*AIM*
Count the lines in the entries below that include the word "valide". Give nothing but the number.

Data entries:
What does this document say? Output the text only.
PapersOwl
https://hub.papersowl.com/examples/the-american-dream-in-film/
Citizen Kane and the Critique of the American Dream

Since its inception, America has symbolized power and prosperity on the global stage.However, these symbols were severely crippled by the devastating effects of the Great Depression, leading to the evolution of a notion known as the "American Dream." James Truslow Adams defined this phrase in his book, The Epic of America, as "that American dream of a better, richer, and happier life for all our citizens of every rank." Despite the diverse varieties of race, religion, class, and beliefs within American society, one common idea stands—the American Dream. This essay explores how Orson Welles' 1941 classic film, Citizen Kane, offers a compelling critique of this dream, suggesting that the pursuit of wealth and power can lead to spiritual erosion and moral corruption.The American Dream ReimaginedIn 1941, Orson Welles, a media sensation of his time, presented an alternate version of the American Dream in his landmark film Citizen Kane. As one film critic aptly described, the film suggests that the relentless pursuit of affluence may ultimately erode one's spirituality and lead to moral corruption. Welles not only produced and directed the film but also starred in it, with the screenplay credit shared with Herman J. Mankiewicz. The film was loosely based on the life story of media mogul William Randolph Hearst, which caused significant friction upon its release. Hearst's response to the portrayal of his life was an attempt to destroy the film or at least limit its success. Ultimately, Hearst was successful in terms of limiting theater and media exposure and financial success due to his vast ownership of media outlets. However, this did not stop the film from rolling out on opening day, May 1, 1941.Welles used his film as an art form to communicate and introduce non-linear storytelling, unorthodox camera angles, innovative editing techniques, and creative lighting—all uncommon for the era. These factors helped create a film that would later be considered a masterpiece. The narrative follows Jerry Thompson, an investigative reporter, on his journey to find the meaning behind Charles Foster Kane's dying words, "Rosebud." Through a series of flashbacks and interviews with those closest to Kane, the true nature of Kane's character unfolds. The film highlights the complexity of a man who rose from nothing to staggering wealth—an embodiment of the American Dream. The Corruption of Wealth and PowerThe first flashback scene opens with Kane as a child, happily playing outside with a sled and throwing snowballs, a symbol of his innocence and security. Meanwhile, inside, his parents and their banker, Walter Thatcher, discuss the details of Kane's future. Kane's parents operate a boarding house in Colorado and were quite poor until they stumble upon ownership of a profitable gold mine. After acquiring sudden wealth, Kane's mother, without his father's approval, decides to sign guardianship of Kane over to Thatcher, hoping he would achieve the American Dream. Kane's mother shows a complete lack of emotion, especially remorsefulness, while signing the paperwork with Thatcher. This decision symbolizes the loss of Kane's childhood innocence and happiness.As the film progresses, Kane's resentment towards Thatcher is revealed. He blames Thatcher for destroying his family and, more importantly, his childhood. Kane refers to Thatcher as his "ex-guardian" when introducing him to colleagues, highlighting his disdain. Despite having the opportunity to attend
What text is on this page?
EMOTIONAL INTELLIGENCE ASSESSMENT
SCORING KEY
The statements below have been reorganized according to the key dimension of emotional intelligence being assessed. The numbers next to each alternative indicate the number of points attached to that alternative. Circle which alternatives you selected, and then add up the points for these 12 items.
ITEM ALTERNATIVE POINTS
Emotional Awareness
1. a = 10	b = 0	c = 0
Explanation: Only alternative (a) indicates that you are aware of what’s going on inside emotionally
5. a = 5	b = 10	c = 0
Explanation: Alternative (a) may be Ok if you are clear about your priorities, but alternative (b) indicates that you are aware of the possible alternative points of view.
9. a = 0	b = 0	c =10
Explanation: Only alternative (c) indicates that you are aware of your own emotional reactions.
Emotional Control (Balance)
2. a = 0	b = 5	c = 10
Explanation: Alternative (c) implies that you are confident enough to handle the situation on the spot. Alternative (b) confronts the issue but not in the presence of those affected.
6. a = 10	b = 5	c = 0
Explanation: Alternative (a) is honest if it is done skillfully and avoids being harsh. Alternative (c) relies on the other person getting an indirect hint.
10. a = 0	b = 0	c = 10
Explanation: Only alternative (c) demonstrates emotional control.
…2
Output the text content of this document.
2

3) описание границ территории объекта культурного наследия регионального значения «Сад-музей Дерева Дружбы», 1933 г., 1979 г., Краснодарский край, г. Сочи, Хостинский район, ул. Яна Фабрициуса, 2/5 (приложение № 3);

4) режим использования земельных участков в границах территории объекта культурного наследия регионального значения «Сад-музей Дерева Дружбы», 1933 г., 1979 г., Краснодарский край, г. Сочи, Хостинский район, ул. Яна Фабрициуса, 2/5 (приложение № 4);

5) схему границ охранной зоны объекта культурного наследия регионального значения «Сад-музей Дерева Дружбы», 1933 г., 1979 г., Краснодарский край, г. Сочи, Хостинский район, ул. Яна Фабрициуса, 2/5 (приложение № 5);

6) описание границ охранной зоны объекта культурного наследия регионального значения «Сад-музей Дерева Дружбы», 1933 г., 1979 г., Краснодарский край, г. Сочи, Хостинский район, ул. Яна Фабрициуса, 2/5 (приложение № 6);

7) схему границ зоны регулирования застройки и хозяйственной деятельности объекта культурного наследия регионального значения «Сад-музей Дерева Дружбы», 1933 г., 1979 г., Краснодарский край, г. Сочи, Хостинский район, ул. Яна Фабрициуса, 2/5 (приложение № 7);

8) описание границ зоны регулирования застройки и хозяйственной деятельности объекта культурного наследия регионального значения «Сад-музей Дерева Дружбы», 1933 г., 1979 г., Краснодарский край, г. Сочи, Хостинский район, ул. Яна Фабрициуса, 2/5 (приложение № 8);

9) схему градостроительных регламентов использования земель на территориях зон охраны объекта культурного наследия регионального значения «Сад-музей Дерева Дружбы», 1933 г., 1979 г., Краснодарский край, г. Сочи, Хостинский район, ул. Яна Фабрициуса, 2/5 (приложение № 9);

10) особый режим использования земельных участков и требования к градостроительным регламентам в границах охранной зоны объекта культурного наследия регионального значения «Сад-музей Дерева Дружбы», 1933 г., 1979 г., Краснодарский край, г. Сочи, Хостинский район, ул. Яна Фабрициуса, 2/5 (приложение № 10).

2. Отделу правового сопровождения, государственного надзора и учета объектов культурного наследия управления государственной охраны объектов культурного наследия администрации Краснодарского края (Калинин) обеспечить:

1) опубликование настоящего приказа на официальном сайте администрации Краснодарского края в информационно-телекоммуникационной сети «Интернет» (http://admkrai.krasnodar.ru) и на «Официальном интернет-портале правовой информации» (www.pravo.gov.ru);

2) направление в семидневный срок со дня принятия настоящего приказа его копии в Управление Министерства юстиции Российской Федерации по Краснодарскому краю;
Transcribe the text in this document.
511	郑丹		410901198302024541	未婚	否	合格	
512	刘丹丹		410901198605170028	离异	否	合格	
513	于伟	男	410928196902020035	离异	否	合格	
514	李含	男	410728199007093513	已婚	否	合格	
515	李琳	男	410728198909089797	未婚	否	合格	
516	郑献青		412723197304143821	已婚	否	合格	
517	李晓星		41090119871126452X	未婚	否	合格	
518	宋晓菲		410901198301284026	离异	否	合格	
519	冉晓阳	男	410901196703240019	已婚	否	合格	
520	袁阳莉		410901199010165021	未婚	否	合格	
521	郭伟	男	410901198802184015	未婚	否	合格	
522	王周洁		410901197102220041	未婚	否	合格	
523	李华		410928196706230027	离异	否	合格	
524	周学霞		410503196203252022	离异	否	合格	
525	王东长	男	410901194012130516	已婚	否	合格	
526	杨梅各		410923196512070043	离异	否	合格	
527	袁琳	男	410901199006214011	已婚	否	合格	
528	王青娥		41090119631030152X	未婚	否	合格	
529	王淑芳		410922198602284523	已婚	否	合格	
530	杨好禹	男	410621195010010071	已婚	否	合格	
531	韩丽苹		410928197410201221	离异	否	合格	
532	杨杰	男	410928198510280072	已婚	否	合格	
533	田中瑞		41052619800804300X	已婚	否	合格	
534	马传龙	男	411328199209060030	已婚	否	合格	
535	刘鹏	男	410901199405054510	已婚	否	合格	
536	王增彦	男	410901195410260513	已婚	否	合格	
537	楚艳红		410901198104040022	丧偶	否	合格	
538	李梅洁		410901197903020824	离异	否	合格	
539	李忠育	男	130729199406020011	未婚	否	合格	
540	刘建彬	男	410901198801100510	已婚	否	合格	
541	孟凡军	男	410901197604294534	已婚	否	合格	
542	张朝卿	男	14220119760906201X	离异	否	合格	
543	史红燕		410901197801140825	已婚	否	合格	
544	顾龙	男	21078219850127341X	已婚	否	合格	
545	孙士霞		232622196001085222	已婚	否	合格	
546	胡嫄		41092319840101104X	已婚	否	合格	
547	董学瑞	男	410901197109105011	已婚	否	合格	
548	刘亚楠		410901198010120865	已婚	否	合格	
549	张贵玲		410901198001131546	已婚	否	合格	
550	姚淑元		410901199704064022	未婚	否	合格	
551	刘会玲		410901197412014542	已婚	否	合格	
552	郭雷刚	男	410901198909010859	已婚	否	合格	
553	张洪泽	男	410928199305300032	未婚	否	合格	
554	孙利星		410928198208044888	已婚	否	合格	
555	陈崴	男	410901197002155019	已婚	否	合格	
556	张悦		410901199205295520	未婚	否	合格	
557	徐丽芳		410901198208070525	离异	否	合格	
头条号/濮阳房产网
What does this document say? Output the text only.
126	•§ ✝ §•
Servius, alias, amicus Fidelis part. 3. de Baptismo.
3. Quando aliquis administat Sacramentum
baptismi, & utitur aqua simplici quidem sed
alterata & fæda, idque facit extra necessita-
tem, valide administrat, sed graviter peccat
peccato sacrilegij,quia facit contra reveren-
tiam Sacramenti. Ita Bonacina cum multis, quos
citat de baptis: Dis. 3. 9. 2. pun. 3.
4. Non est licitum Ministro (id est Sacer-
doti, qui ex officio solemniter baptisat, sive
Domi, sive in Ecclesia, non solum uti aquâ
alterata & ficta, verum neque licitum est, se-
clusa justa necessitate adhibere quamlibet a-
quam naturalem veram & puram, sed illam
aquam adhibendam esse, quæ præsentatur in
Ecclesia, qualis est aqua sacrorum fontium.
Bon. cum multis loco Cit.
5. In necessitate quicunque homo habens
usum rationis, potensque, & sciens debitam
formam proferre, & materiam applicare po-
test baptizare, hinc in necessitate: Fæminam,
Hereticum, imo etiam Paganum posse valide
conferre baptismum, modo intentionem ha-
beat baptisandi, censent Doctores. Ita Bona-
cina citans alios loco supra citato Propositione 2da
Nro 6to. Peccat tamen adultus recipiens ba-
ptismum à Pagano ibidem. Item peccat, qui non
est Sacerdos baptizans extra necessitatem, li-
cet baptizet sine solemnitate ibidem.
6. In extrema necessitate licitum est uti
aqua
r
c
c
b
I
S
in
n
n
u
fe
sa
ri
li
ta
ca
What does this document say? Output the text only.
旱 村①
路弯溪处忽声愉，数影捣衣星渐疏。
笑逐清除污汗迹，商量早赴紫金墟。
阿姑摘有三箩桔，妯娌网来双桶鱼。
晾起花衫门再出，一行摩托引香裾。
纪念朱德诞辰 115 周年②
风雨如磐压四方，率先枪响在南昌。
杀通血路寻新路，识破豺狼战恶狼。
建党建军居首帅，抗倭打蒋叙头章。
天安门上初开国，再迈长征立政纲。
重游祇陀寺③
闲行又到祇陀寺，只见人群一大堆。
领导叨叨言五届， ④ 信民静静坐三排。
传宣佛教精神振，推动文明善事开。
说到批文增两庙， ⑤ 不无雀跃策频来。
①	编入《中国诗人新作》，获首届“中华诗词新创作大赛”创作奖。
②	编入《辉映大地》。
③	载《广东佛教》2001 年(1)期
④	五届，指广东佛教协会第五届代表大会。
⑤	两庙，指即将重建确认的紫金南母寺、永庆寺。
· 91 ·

*TASK SOLUTION*
2